Provided records:
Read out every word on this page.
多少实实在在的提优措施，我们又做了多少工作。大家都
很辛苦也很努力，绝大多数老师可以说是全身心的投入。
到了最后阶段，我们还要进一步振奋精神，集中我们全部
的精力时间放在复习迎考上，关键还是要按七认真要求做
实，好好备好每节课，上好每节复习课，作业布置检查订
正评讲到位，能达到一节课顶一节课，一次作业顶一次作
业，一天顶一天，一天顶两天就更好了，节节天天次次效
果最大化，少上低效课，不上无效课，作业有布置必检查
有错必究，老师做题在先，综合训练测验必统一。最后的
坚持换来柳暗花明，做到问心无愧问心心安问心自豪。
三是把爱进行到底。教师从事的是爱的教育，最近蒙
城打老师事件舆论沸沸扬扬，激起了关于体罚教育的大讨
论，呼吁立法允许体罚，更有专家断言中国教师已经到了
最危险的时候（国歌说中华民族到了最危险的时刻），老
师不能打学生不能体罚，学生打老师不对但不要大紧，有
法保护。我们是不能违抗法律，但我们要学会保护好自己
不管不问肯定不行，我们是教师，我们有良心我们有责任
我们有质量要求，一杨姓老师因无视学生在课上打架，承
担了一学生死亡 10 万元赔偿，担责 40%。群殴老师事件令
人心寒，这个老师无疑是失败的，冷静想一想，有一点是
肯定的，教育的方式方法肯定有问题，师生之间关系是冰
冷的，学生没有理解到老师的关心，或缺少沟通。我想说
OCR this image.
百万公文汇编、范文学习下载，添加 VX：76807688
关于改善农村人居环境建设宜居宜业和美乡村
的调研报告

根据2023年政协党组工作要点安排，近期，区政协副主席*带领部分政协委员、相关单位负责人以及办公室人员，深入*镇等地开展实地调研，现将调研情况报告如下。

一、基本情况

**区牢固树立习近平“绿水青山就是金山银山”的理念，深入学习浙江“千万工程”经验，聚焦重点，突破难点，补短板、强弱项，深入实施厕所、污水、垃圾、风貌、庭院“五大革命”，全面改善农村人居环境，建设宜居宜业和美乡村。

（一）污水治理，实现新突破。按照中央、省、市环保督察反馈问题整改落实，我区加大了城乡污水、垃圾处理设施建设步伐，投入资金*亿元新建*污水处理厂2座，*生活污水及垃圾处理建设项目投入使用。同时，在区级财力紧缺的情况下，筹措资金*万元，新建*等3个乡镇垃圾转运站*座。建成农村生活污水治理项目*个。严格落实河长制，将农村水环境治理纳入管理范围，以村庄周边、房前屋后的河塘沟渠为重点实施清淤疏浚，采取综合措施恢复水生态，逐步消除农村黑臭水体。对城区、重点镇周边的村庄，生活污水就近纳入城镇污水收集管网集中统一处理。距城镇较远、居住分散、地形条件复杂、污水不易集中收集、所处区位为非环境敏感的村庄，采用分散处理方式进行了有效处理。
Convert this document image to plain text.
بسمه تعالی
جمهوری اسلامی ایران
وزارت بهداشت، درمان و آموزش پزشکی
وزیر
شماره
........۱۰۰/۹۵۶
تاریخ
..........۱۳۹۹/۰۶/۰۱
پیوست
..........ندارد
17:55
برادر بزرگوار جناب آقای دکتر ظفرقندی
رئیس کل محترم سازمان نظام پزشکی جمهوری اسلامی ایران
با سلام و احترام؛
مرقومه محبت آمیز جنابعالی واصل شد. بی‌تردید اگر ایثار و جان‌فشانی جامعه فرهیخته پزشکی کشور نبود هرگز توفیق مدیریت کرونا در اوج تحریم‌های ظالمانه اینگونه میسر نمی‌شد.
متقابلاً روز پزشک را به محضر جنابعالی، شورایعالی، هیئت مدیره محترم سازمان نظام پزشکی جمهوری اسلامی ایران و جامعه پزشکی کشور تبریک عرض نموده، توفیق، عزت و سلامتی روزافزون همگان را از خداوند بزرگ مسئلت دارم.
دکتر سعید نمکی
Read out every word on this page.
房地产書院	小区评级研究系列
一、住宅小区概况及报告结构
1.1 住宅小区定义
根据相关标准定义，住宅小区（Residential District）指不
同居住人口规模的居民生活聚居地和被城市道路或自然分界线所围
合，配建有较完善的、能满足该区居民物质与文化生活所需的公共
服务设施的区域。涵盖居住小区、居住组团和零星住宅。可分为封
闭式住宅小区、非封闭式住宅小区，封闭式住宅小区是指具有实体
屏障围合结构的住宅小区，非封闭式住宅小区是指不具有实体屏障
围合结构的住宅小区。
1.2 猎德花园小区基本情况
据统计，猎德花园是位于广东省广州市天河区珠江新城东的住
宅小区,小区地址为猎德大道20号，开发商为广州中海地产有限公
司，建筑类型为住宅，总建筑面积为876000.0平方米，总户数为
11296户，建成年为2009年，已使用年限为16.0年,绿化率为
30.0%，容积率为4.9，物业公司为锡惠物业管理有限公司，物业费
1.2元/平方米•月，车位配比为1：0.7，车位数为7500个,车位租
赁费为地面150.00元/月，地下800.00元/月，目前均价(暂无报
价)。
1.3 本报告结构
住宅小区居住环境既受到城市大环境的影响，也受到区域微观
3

What you will do:
Copy down the whole of the data above, matching it exactly.

Response for this exercise:
Read out every word on this page.
多少实实在在的提优措施，我们又做了多少工作。大家都
很辛苦也很努力，绝大多数老师可以说是全身心的投入。
到了最后阶段，我们还要进一步振奋精神，集中我们全部
的精力时间放在复习迎考上，关键还是要按七认真要求做
实，好好备好每节课，上好每节复习课，作业布置检查订
正评讲到位，能达到一节课顶一节课，一次作业顶一次作
业，一天顶一天，一天顶两天就更好了，节节天天次次效
果最大化，少上低效课，不上无效课，作业有布置必检查
有错必究，老师做题在先，综合训练测验必统一。最后的
坚持换来柳暗花明，做到问心无愧问心心安问心自豪。
三是把爱进行到底。教师从事的是爱的教育，最近蒙
城打老师事件舆论沸沸扬扬，激起了关于体罚教育的大讨
论，呼吁立法允许体罚，更有专家断言中国教师已经到了
最危险的时候（国歌说中华民族到了最危险的时刻），老
师不能打学生不能体罚，学生打老师不对但不要大紧，有
法保护。我们是不能违抗法律，但我们要学会保护好自己
不管不问肯定不行，我们是教师，我们有良心我们有责任
我们有质量要求，一杨姓老师因无视学生在课上打架，承
担了一学生死亡 10 万元赔偿，担责 40%。群殴老师事件令
人心寒，这个老师无疑是失败的，冷静想一想，有一点是
肯定的，教育的方式方法肯定有问题，师生之间关系是冰
冷的，学生没有理解到老师的关心，或缺少沟通。我想说
OCR this image.
百万公文汇编、范文学习下载，添加 VX：76807688
关于改善农村人居环境建设宜居宜业和美乡村
的调研报告

根据2023年政协党组工作要点安排，近期，区政协副主席*带领部分政协委员、相关单位负责人以及办公室人员，深入*镇等地开展实地调研，现将调研情况报告如下。

一、基本情况

**区牢固树立习近平“绿水青山就是金山银山”的理念，深入学习浙江“千万工程”经验，聚焦重点，突破难点，补短板、强弱项，深入实施厕所、污水、垃圾、风貌、庭院“五大革命”，全面改善农村人居环境，建设宜居宜业和美乡村。

（一）污水治理，实现新突破。按照中央、省、市环保督察反馈问题整改落实，我区加大了城乡污水、垃圾处理设施建设步伐，投入资金*亿元新建*污水处理厂2座，*生活污水及垃圾处理建设项目投入使用。同时，在区级财力紧缺的情况下，筹措资金*万元，新建*等3个乡镇垃圾转运站*座。建成农村生活污水治理项目*个。严格落实河长制，将农村水环境治理纳入管理范围，以村庄周边、房前屋后的河塘沟渠为重点实施清淤疏浚，采取综合措施恢复水生态，逐步消除农村黑臭水体。对城区、重点镇周边的村庄，生活污水就近纳入城镇污水收集管网集中统一处理。距城镇较远、居住分散、地形条件复杂、污水不易集中收集、所处区位为非环境敏感的村庄，采用分散处理方式进行了有效处理。
Convert this document image to plain text.
بسمه تعالی
جمهوری اسلامی ایران
وزارت بهداشت، درمان و آموزش پزشکی
وزیر
شماره
........۱۰۰/۹۵۶
تاریخ
..........۱۳۹۹/۰۶/۰۱
پیوست
..........ندارد
17:55
برادر بزرگوار جناب آقای دکتر ظفرقندی
رئیس کل محترم سازمان نظام پزشکی جمهوری اسلامی ایران
با سلام و احترام؛
مرقومه محبت آمیز جنابعالی واصل شد. بی‌تردید اگر ایثار و جان‌فشانی جامعه فرهیخته پزشکی کشور نبود هرگز توفیق مدیریت کرونا در اوج تحریم‌های ظالمانه اینگونه میسر نمی‌شد.
متقابلاً روز پزشک را به محضر جنابعالی، شورایعالی، هیئت مدیره محترم سازمان نظام پزشکی جمهوری اسلامی ایران و جامعه پزشکی کشور تبریک عرض نموده، توفیق، عزت و سلامتی روزافزون همگان را از خداوند بزرگ مسئلت دارم.
دکتر سعید نمکی
Read out every word on this page.
房地产書院	小区评级研究系列
一、住宅小区概况及报告结构
1.1 住宅小区定义
根据相关标准定义，住宅小区（Residential District）指不
同居住人口规模的居民生活聚居地和被城市道路或自然分界线所围
合，配建有较完善的、能满足该区居民物质与文化生活所需的公共
服务设施的区域。涵盖居住小区、居住组团和零星住宅。可分为封
闭式住宅小区、非封闭式住宅小区，封闭式住宅小区是指具有实体
屏障围合结构的住宅小区，非封闭式住宅小区是指不具有实体屏障
围合结构的住宅小区。
1.2 猎德花园小区基本情况
据统计，猎德花园是位于广东省广州市天河区珠江新城东的住
宅小区,小区地址为猎德大道20号，开发商为广州中海地产有限公
司，建筑类型为住宅，总建筑面积为876000.0平方米，总户数为
11296户，建成年为2009年，已使用年限为16.0年,绿化率为
30.0%，容积率为4.9，物业公司为锡惠物业管理有限公司，物业费
1.2元/平方米•月，车位配比为1：0.7，车位数为7500个,车位租
赁费为地面150.00元/月，地下800.00元/月，目前均价(暂无报
价)。
1.3 本报告结构
住宅小区居住环境既受到城市大环境的影响，也受到区域微观
3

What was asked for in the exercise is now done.